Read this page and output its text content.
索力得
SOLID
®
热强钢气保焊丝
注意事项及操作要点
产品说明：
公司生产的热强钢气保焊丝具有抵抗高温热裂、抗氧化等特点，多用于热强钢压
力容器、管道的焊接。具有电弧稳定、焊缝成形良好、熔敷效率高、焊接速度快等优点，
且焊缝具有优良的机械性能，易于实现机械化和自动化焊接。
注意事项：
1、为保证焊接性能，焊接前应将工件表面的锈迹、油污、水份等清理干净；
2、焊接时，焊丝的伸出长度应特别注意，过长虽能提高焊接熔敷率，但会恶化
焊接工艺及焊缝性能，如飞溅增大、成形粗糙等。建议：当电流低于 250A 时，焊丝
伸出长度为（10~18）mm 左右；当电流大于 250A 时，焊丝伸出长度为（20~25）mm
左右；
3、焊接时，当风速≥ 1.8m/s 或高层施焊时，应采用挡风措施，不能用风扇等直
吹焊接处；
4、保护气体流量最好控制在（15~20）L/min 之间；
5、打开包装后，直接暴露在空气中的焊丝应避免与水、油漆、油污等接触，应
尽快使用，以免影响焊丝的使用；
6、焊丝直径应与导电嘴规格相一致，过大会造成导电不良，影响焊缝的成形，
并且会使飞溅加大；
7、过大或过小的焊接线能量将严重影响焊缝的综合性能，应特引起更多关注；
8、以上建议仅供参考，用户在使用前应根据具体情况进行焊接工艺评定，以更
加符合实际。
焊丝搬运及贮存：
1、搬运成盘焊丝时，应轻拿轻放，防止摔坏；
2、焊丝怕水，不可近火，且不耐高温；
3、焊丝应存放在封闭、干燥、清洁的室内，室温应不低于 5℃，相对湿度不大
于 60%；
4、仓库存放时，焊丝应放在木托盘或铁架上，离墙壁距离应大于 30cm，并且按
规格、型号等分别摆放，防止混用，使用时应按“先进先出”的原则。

+ + + + +

Exercise details:
Emit the full listing verbatim.

Exercise output:
Read this page and output its text content.
索力得
SOLID
®
热强钢气保焊丝
注意事项及操作要点
产品说明：
公司生产的热强钢气保焊丝具有抵抗高温热裂、抗氧化等特点，多用于热强钢压
力容器、管道的焊接。具有电弧稳定、焊缝成形良好、熔敷效率高、焊接速度快等优点，
且焊缝具有优良的机械性能，易于实现机械化和自动化焊接。
注意事项：
1、为保证焊接性能，焊接前应将工件表面的锈迹、油污、水份等清理干净；
2、焊接时，焊丝的伸出长度应特别注意，过长虽能提高焊接熔敷率，但会恶化
焊接工艺及焊缝性能，如飞溅增大、成形粗糙等。建议：当电流低于 250A 时，焊丝
伸出长度为（10~18）mm 左右；当电流大于 250A 时，焊丝伸出长度为（20~25）mm
左右；
3、焊接时，当风速≥ 1.8m/s 或高层施焊时，应采用挡风措施，不能用风扇等直
吹焊接处；
4、保护气体流量最好控制在（15~20）L/min 之间；
5、打开包装后，直接暴露在空气中的焊丝应避免与水、油漆、油污等接触，应
尽快使用，以免影响焊丝的使用；
6、焊丝直径应与导电嘴规格相一致，过大会造成导电不良，影响焊缝的成形，
并且会使飞溅加大；
7、过大或过小的焊接线能量将严重影响焊缝的综合性能，应特引起更多关注；
8、以上建议仅供参考，用户在使用前应根据具体情况进行焊接工艺评定，以更
加符合实际。
焊丝搬运及贮存：
1、搬运成盘焊丝时，应轻拿轻放，防止摔坏；
2、焊丝怕水，不可近火，且不耐高温；
3、焊丝应存放在封闭、干燥、清洁的室内，室温应不低于 5℃，相对湿度不大
于 60%；
4、仓库存放时，焊丝应放在木托盘或铁架上，离墙壁距离应大于 30cm，并且按
规格、型号等分别摆放，防止混用，使用时应按“先进先出”的原则。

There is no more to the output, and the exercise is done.